## Problem statement
Comb the records below for the string "TradingView" and copy each line where it turns up.

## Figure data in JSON
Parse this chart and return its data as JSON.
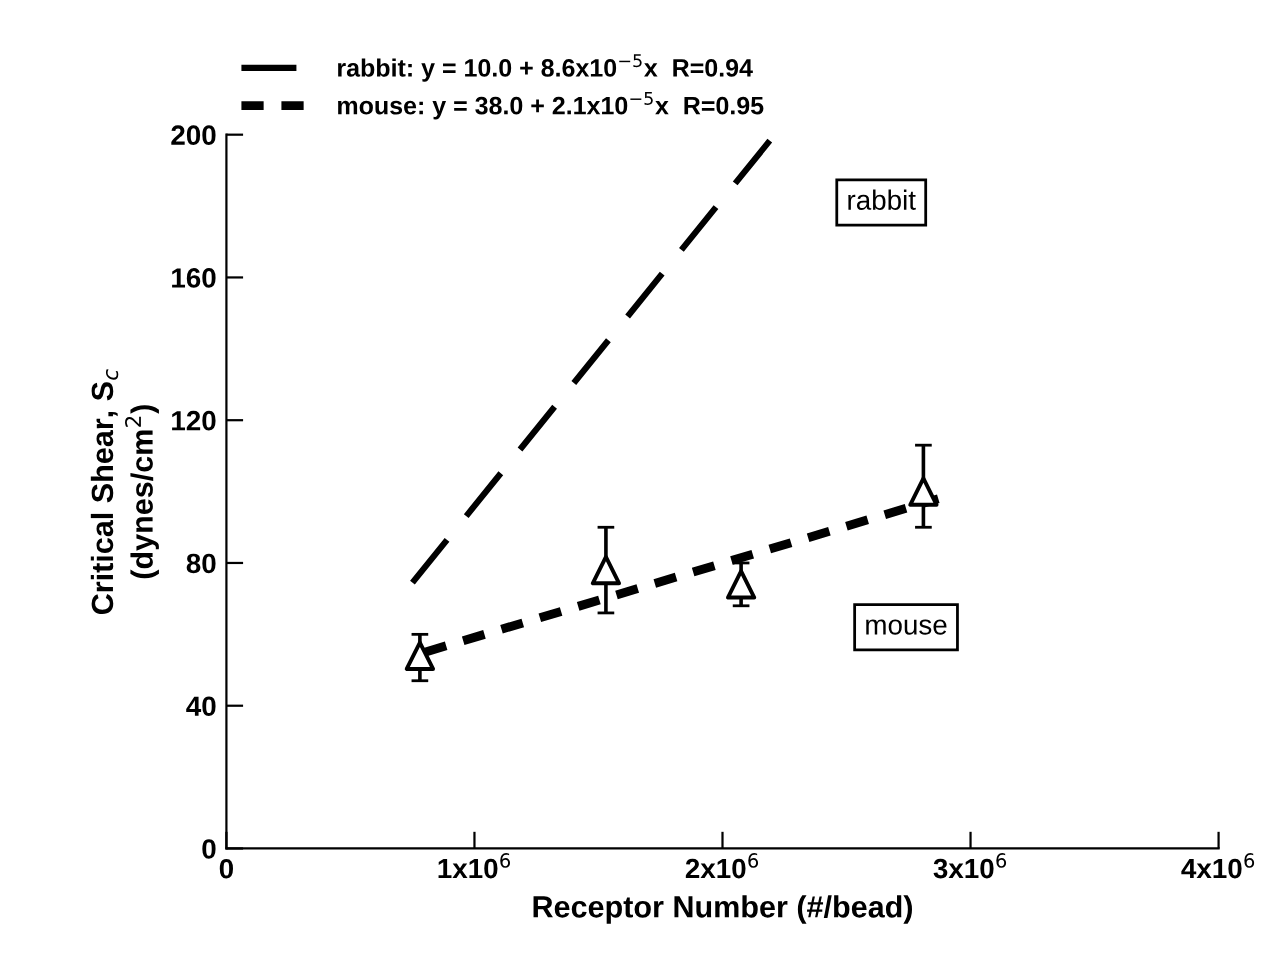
{
  "chart_data": {
    "type": "line",
    "xlabel": "Receptor Number (#/bead)",
    "ylabel": "Critical Shear, S$_{c}$\n(dynes/cm$^{2}$)",
    "xlim": [
      0,
      4000000
    ],
    "ylim": [
      0,
      200
    ],
    "xticks": [
      0,
      {
        "value": 1000000,
        "label": "1x10$^{6}$"
      },
      {
        "value": 2000000,
        "label": "2x10$^{6}$"
      },
      {
        "value": 3000000,
        "label": "3x10$^{6}$"
      },
      {
        "value": 4000000,
        "label": "4x10$^{6}$"
      }
    ],
    "yticks": [
      0,
      40,
      80,
      120,
      160,
      200
    ],
    "grid": false,
    "legend": "top",
    "series": [
      {
        "name": "rabbit: y = 10.0 + 8.6x10$^{−5}$x  R=0.94",
        "color": "#000000",
        "line_style": "dashed",
        "marker": "none",
        "x": [
          750000,
          2210000
        ],
        "values": [
          74.5,
          200
        ]
      },
      {
        "name": "mouse: y = 38.0 + 2.1x10$^{−5}$x  R=0.95",
        "color": "#000000",
        "line_style": "dotted",
        "marker": "none",
        "x": [
          800000,
          2870000
        ],
        "values": [
          55,
          98
        ]
      },
      {
        "type": "scatter",
        "color": "#000000",
        "marker": "triangle",
        "x": [
          780000,
          1530000,
          2075000,
          2810000
        ],
        "values": [
          54,
          78,
          74,
          100
        ],
        "errors": [
          [
            47,
            60
          ],
          [
            66,
            90
          ],
          [
            68,
            80
          ],
          [
            90,
            113
          ]
        ]
      }
    ],
    "annotations": [
      "rabbit",
      "mouse"
    ]
  }
}
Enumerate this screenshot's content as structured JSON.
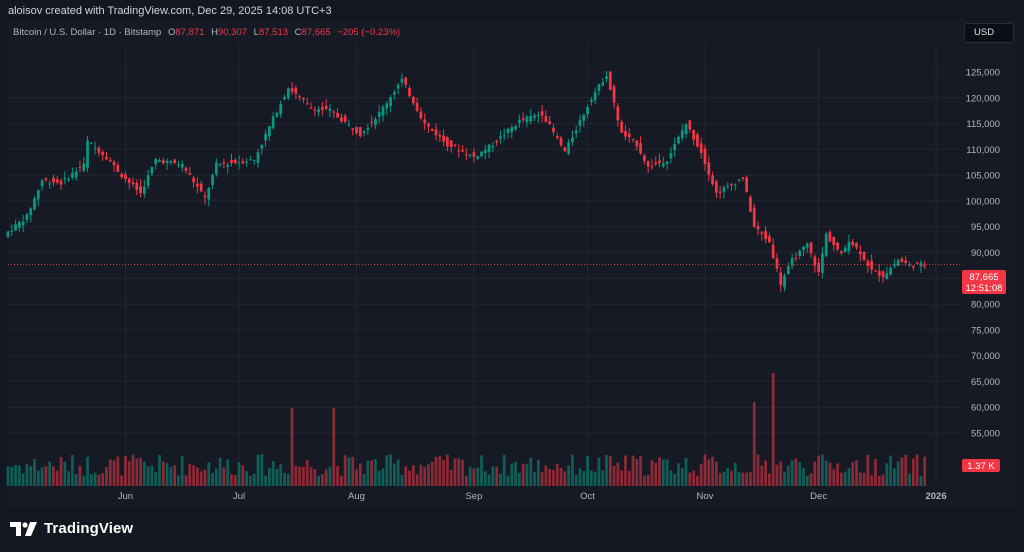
{
  "header": {
    "credit": "aloisov created with TradingView.com, Dec 29, 2025 14:08 UTC+3"
  },
  "legend": {
    "symbol": "Bitcoin / U.S. Dollar · 1D · Bitstamp",
    "open_label": "O",
    "open": "87,871",
    "high_label": "H",
    "high": "90,307",
    "low_label": "L",
    "low": "87,513",
    "close_label": "C",
    "close": "87,665",
    "change": "−205 (−0.23%)"
  },
  "currency_button": "USD",
  "price_tag": {
    "price": "87,665",
    "countdown": "12:51:08"
  },
  "volume_tag": "1.37 K",
  "brand": {
    "name": "TradingView"
  },
  "colors": {
    "up": "#089981",
    "down": "#f23645",
    "background": "#161a25",
    "grid": "#242733"
  },
  "chart_data": {
    "type": "candlestick",
    "title": "Bitcoin / U.S. Dollar · 1D · Bitstamp",
    "y_ticks": [
      "55,000",
      "60,000",
      "65,000",
      "70,000",
      "75,000",
      "80,000",
      "85,000",
      "90,000",
      "95,000",
      "100,000",
      "105,000",
      "110,000",
      "115,000",
      "120,000",
      "125,000"
    ],
    "y_tick_values": [
      55000,
      60000,
      65000,
      70000,
      75000,
      80000,
      85000,
      90000,
      95000,
      100000,
      105000,
      110000,
      115000,
      120000,
      125000
    ],
    "x_ticks": [
      "Jun",
      "Jul",
      "Aug",
      "Sep",
      "Oct",
      "Nov",
      "Dec",
      "2026"
    ],
    "x_tick_dates": [
      "2025-06-01",
      "2025-07-01",
      "2025-08-01",
      "2025-09-01",
      "2025-10-01",
      "2025-11-01",
      "2025-12-01",
      "2026-01-01"
    ],
    "ylim": [
      50000,
      130000
    ],
    "xlim": [
      "2025-05-01",
      "2026-01-06"
    ],
    "last_price": 87665,
    "grid": true,
    "close_path": [
      {
        "date": "2025-05-01",
        "close": 94000
      },
      {
        "date": "2025-05-06",
        "close": 97000
      },
      {
        "date": "2025-05-10",
        "close": 104000
      },
      {
        "date": "2025-05-15",
        "close": 103500
      },
      {
        "date": "2025-05-21",
        "close": 107000
      },
      {
        "date": "2025-05-22",
        "close": 111500
      },
      {
        "date": "2025-05-27",
        "close": 108500
      },
      {
        "date": "2025-05-31",
        "close": 105000
      },
      {
        "date": "2025-06-05",
        "close": 101500
      },
      {
        "date": "2025-06-09",
        "close": 108000
      },
      {
        "date": "2025-06-16",
        "close": 107000
      },
      {
        "date": "2025-06-22",
        "close": 100500
      },
      {
        "date": "2025-06-25",
        "close": 107000
      },
      {
        "date": "2025-06-30",
        "close": 107500
      },
      {
        "date": "2025-07-05",
        "close": 108000
      },
      {
        "date": "2025-07-10",
        "close": 116000
      },
      {
        "date": "2025-07-14",
        "close": 122000
      },
      {
        "date": "2025-07-20",
        "close": 118000
      },
      {
        "date": "2025-07-25",
        "close": 117500
      },
      {
        "date": "2025-08-02",
        "close": 113000
      },
      {
        "date": "2025-08-07",
        "close": 117000
      },
      {
        "date": "2025-08-13",
        "close": 123500
      },
      {
        "date": "2025-08-19",
        "close": 115000
      },
      {
        "date": "2025-08-25",
        "close": 111000
      },
      {
        "date": "2025-09-01",
        "close": 108500
      },
      {
        "date": "2025-09-06",
        "close": 111000
      },
      {
        "date": "2025-09-13",
        "close": 115500
      },
      {
        "date": "2025-09-19",
        "close": 117000
      },
      {
        "date": "2025-09-25",
        "close": 109500
      },
      {
        "date": "2025-10-02",
        "close": 120000
      },
      {
        "date": "2025-10-06",
        "close": 124500
      },
      {
        "date": "2025-10-10",
        "close": 113000
      },
      {
        "date": "2025-10-14",
        "close": 111000
      },
      {
        "date": "2025-10-17",
        "close": 106500
      },
      {
        "date": "2025-10-22",
        "close": 108000
      },
      {
        "date": "2025-10-27",
        "close": 115000
      },
      {
        "date": "2025-10-31",
        "close": 109500
      },
      {
        "date": "2025-11-04",
        "close": 101500
      },
      {
        "date": "2025-11-11",
        "close": 104500
      },
      {
        "date": "2025-11-14",
        "close": 95000
      },
      {
        "date": "2025-11-18",
        "close": 92000
      },
      {
        "date": "2025-11-21",
        "close": 84000
      },
      {
        "date": "2025-11-24",
        "close": 88500
      },
      {
        "date": "2025-11-28",
        "close": 91500
      },
      {
        "date": "2025-12-01",
        "close": 86000
      },
      {
        "date": "2025-12-03",
        "close": 93500
      },
      {
        "date": "2025-12-07",
        "close": 89500
      },
      {
        "date": "2025-12-09",
        "close": 92500
      },
      {
        "date": "2025-12-12",
        "close": 90000
      },
      {
        "date": "2025-12-15",
        "close": 86500
      },
      {
        "date": "2025-12-18",
        "close": 85500
      },
      {
        "date": "2025-12-22",
        "close": 88500
      },
      {
        "date": "2025-12-25",
        "close": 87500
      },
      {
        "date": "2025-12-29",
        "close": 87665
      }
    ]
  }
}
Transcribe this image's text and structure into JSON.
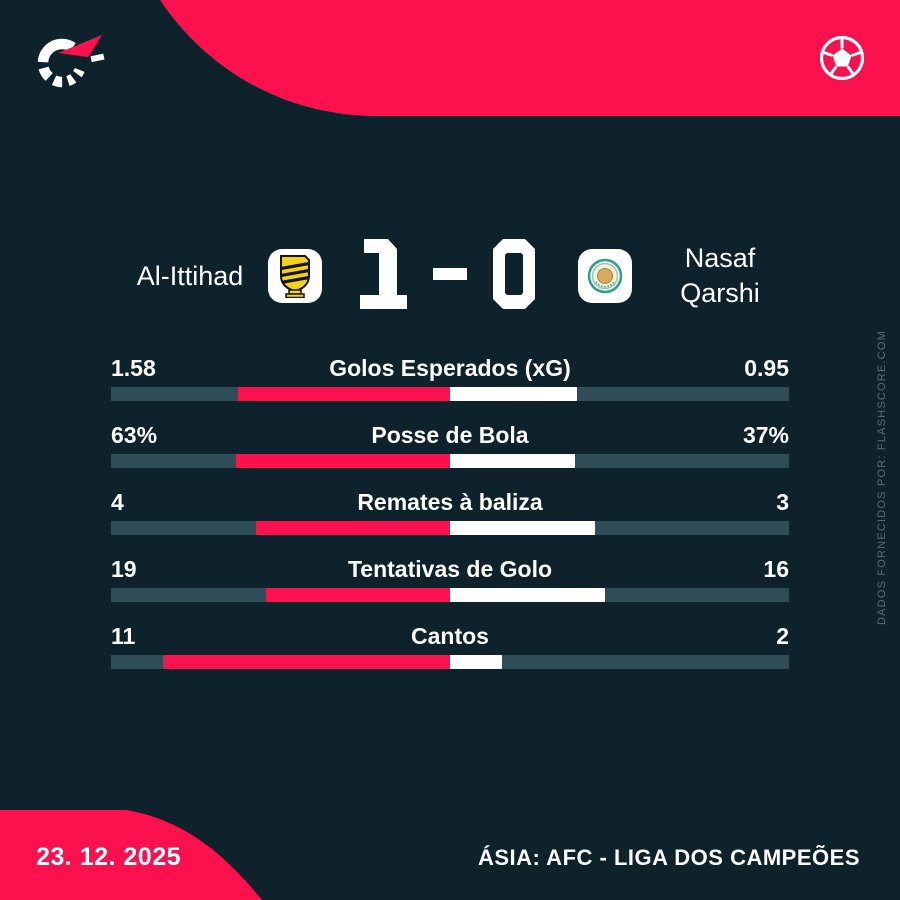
{
  "brand": {
    "name": "Flashscore",
    "logo_icon": "flashscore-spinner-icon",
    "sport_icon": "soccer-ball-icon"
  },
  "colors": {
    "background": "#0d222a",
    "accent": "#fc114f",
    "bar_track": "#2f4d56",
    "bar_away": "#ffffff",
    "watermark_text": "#567078"
  },
  "match": {
    "home_team": "Al-Ittihad",
    "away_team_line1": "Nasaf",
    "away_team_line2": "Qarshi",
    "home_score": "1",
    "score_separator": "-",
    "away_score": "0"
  },
  "stats": [
    {
      "label": "Golos Esperados (xG)",
      "home": "1.58",
      "away": "0.95",
      "home_value": 1.58,
      "away_value": 0.95
    },
    {
      "label": "Posse de Bola",
      "home": "63%",
      "away": "37%",
      "home_value": 63,
      "away_value": 37
    },
    {
      "label": "Remates à baliza",
      "home": "4",
      "away": "3",
      "home_value": 4,
      "away_value": 3
    },
    {
      "label": "Tentativas de Golo",
      "home": "19",
      "away": "16",
      "home_value": 19,
      "away_value": 16
    },
    {
      "label": "Cantos",
      "home": "11",
      "away": "2",
      "home_value": 11,
      "away_value": 2
    }
  ],
  "chart_data": {
    "type": "bar",
    "orientation": "horizontal-diverging",
    "title": "Al-Ittihad 1-0 Nasaf Qarshi",
    "categories": [
      "Golos Esperados (xG)",
      "Posse de Bola",
      "Remates à baliza",
      "Tentativas de Golo",
      "Cantos"
    ],
    "series": [
      {
        "name": "Al-Ittihad",
        "values": [
          1.58,
          63,
          4,
          19,
          11
        ],
        "color": "#fc114f"
      },
      {
        "name": "Nasaf Qarshi",
        "values": [
          0.95,
          37,
          3,
          16,
          2
        ],
        "color": "#ffffff"
      }
    ],
    "legend_position": "none",
    "grid": false
  },
  "footer": {
    "date": "23. 12. 2025",
    "competition": "ÁSIA: AFC - LIGA DOS CAMPEÕES"
  },
  "watermark": "DADOS FORNECIDOS POR: FLASHSCORE.COM"
}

## Exercise result
    "credit": "aloisov created with TradingView.com, Dec 29, 2025 14:08 UTC+3"
    "name": "TradingView"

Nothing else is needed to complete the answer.